DIRECTIVE:
Give each line of the records below as one entry in a numbered list, skipping any blank lines and including every record. Leave the pictures out of your answer.

[Stored data entries]
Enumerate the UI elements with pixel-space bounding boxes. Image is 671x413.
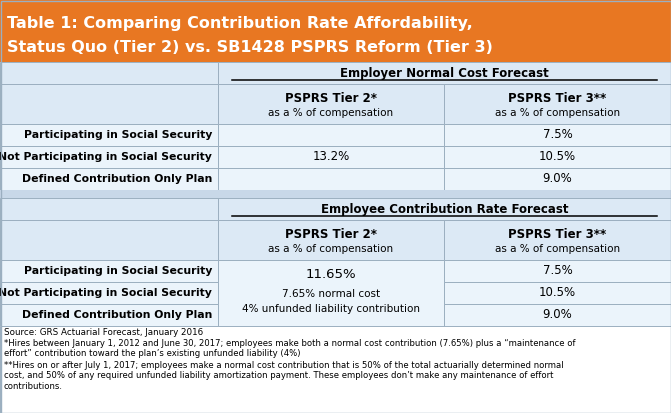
Text: as a % of compensation: as a % of compensation [268, 244, 394, 254]
Text: as a % of compensation: as a % of compensation [495, 108, 620, 118]
Text: as a % of compensation: as a % of compensation [495, 244, 620, 254]
Text: PSPRS Tier 2*: PSPRS Tier 2* [285, 228, 377, 240]
FancyBboxPatch shape [218, 168, 444, 190]
FancyBboxPatch shape [444, 84, 671, 124]
Text: 9.0%: 9.0% [543, 309, 572, 321]
FancyBboxPatch shape [0, 190, 671, 198]
Text: 9.0%: 9.0% [543, 173, 572, 185]
FancyBboxPatch shape [0, 0, 671, 62]
FancyBboxPatch shape [218, 124, 444, 146]
FancyBboxPatch shape [0, 304, 218, 326]
Text: Source: GRS Actuarial Forecast, January 2016: Source: GRS Actuarial Forecast, January … [4, 328, 203, 337]
Text: 7.5%: 7.5% [543, 128, 572, 142]
FancyBboxPatch shape [0, 326, 671, 413]
FancyBboxPatch shape [0, 124, 218, 146]
FancyBboxPatch shape [218, 146, 444, 168]
FancyBboxPatch shape [0, 84, 218, 124]
Text: Defined Contribution Only Plan: Defined Contribution Only Plan [21, 310, 212, 320]
FancyBboxPatch shape [444, 220, 671, 260]
Text: PSPRS Tier 3**: PSPRS Tier 3** [509, 228, 607, 240]
FancyBboxPatch shape [218, 198, 671, 220]
FancyBboxPatch shape [0, 198, 218, 220]
Text: 13.2%: 13.2% [313, 150, 350, 164]
Text: *Hires between January 1, 2012 and June 30, 2017; employees make both a normal c: *Hires between January 1, 2012 and June … [4, 339, 576, 358]
FancyBboxPatch shape [444, 146, 671, 168]
FancyBboxPatch shape [0, 62, 218, 84]
Text: Status Quo (Tier 2) vs. SB1428 PSPRS Reform (Tier 3): Status Quo (Tier 2) vs. SB1428 PSPRS Ref… [7, 40, 493, 55]
Text: 7.5%: 7.5% [543, 264, 572, 278]
FancyBboxPatch shape [444, 168, 671, 190]
Text: 4% unfunded liability contribution: 4% unfunded liability contribution [242, 304, 420, 315]
FancyBboxPatch shape [0, 260, 218, 282]
Text: Employer Normal Cost Forecast: Employer Normal Cost Forecast [340, 66, 549, 79]
Text: as a % of compensation: as a % of compensation [268, 108, 394, 118]
FancyBboxPatch shape [444, 124, 671, 146]
FancyBboxPatch shape [0, 282, 218, 304]
FancyBboxPatch shape [218, 260, 444, 326]
FancyBboxPatch shape [218, 220, 444, 260]
FancyBboxPatch shape [0, 326, 671, 413]
FancyBboxPatch shape [218, 84, 444, 124]
Text: 7.65% normal cost: 7.65% normal cost [282, 290, 380, 299]
Text: Not Participating in Social Security: Not Participating in Social Security [0, 288, 212, 298]
Text: **Hires on or after July 1, 2017; employees make a normal cost contribution that: **Hires on or after July 1, 2017; employ… [4, 361, 564, 391]
FancyBboxPatch shape [444, 304, 671, 326]
Text: Not Participating in Social Security: Not Participating in Social Security [0, 152, 212, 162]
FancyBboxPatch shape [0, 220, 218, 260]
Text: PSPRS Tier 3**: PSPRS Tier 3** [509, 92, 607, 104]
Text: Employee Contribution Rate Forecast: Employee Contribution Rate Forecast [321, 202, 568, 216]
FancyBboxPatch shape [0, 146, 218, 168]
FancyBboxPatch shape [218, 62, 671, 84]
FancyBboxPatch shape [0, 168, 218, 190]
Text: 10.5%: 10.5% [539, 150, 576, 164]
Text: Participating in Social Security: Participating in Social Security [23, 130, 212, 140]
FancyBboxPatch shape [444, 282, 671, 304]
Text: Defined Contribution Only Plan: Defined Contribution Only Plan [21, 174, 212, 184]
Text: Table 1: Comparing Contribution Rate Affordability,: Table 1: Comparing Contribution Rate Aff… [7, 16, 473, 31]
Text: 10.5%: 10.5% [539, 287, 576, 299]
Text: PSPRS Tier 2*: PSPRS Tier 2* [285, 92, 377, 104]
Text: Participating in Social Security: Participating in Social Security [23, 266, 212, 276]
FancyBboxPatch shape [444, 260, 671, 282]
Text: 11.65%: 11.65% [306, 268, 356, 281]
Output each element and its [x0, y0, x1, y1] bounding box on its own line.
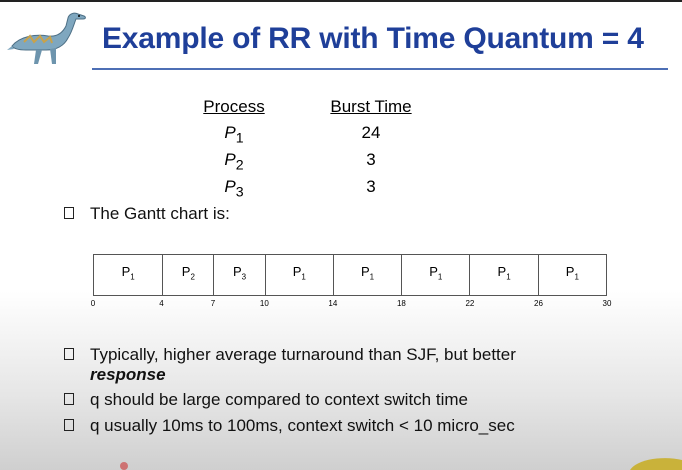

RESULT FOR THIS EXERCISE:
1. Enumerate the UI elements with pixel-space bounding boxes. Image is 671x413.
2. Text: as a % of compensation: as a % of compensation [268, 244, 394, 254]
3. Text: as a % of compensation: as a % of compensation [495, 108, 620, 118]
4. Text: as a % of compensation: as a % of compensation [495, 244, 620, 254]
5. Text: PSPRS Tier 2*: PSPRS Tier 2* [285, 228, 377, 240]
6. FancyBboxPatch shape [218, 168, 444, 190]
7. FancyBboxPatch shape [444, 84, 671, 124]
8. Text: 9.0%: 9.0% [543, 309, 572, 321]
9. FancyBboxPatch shape [0, 190, 671, 198]
10. Text: 9.0%: 9.0% [543, 173, 572, 185]
11. FancyBboxPatch shape [0, 0, 671, 62]
12. FancyBboxPatch shape [218, 124, 444, 146]
13. FancyBboxPatch shape [0, 304, 218, 326]
14. Text: Source: GRS Actuarial Forecast, January 2016: Source: GRS Actuarial Forecast, January … [4, 328, 203, 337]
15. Text: 7.5%: 7.5% [543, 128, 572, 142]
16. FancyBboxPatch shape [0, 326, 671, 413]
17. FancyBboxPatch shape [0, 124, 218, 146]
18. FancyBboxPatch shape [218, 146, 444, 168]
19. FancyBboxPatch shape [0, 84, 218, 124]
20. Text: Defined Contribution Only Plan: Defined Contribution Only Plan [21, 310, 212, 320]
21. FancyBboxPatch shape [444, 220, 671, 260]
22. Text: PSPRS Tier 3**: PSPRS Tier 3** [509, 228, 607, 240]
23. FancyBboxPatch shape [218, 198, 671, 220]
24. FancyBboxPatch shape [0, 198, 218, 220]
25. Text: 13.2%: 13.2% [313, 150, 350, 164]
26. Text: *Hires between January 1, 2012 and June 30, 2017; employees make both a normal c: *Hires between January 1, 2012 and June … [4, 339, 576, 358]
27. FancyBboxPatch shape [444, 146, 671, 168]
28. FancyBboxPatch shape [0, 62, 218, 84]
29. Text: Status Quo (Tier 2) vs. SB1428 PSPRS Reform (Tier 3): Status Quo (Tier 2) vs. SB1428 PSPRS Ref… [7, 40, 493, 55]
30. Text: 7.5%: 7.5% [543, 264, 572, 278]
31. FancyBboxPatch shape [444, 168, 671, 190]
32. Text: 4% unfunded liability contribution: 4% unfunded liability contribution [242, 304, 420, 315]
33. FancyBboxPatch shape [0, 260, 218, 282]
34. Text: Employer Normal Cost Forecast: Employer Normal Cost Forecast [340, 66, 549, 79]
35. Text: as a % of compensation: as a % of compensation [268, 108, 394, 118]
36. FancyBboxPatch shape [444, 124, 671, 146]
37. FancyBboxPatch shape [0, 282, 218, 304]
38. FancyBboxPatch shape [218, 260, 444, 326]
39. FancyBboxPatch shape [218, 220, 444, 260]
40. FancyBboxPatch shape [0, 326, 671, 413]
41. FancyBboxPatch shape [218, 84, 444, 124]
42. Text: 7.65% normal cost: 7.65% normal cost [282, 290, 380, 299]
43. Text: Not Participating in Social Security: Not Participating in Social Security [0, 288, 212, 298]
44. Text: **Hires on or after July 1, 2017; employees make a normal cost contribution that: **Hires on or after July 1, 2017; employ… [4, 361, 564, 391]
45. FancyBboxPatch shape [444, 304, 671, 326]
46. Text: Not Participating in Social Security: Not Participating in Social Security [0, 152, 212, 162]
47. FancyBboxPatch shape [0, 220, 218, 260]
48. Text: PSPRS Tier 3**: PSPRS Tier 3** [509, 92, 607, 104]
49. Text: Employee Contribution Rate Forecast: Employee Contribution Rate Forecast [321, 202, 568, 216]
50. FancyBboxPatch shape [0, 146, 218, 168]
51. FancyBboxPatch shape [218, 62, 671, 84]
52. FancyBboxPatch shape [0, 168, 218, 190]
53. Text: 10.5%: 10.5% [539, 150, 576, 164]
54. Text: Participating in Social Security: Participating in Social Security [23, 130, 212, 140]
55. FancyBboxPatch shape [444, 282, 671, 304]
56. Text: Defined Contribution Only Plan: Defined Contribution Only Plan [21, 174, 212, 184]
57. Text: Table 1: Comparing Contribution Rate Affordability,: Table 1: Comparing Contribution Rate Aff… [7, 16, 473, 31]
58. Text: 10.5%: 10.5% [539, 287, 576, 299]
59. Text: PSPRS Tier 2*: PSPRS Tier 2* [285, 92, 377, 104]
60. Text: Participating in Social Security: Participating in Social Security [23, 266, 212, 276]
61. FancyBboxPatch shape [444, 260, 671, 282]
62. Text: 11.65%: 11.65% [306, 268, 356, 281]
63. Output each element and its [x0, y0, x1, y1] bounding box on its own line.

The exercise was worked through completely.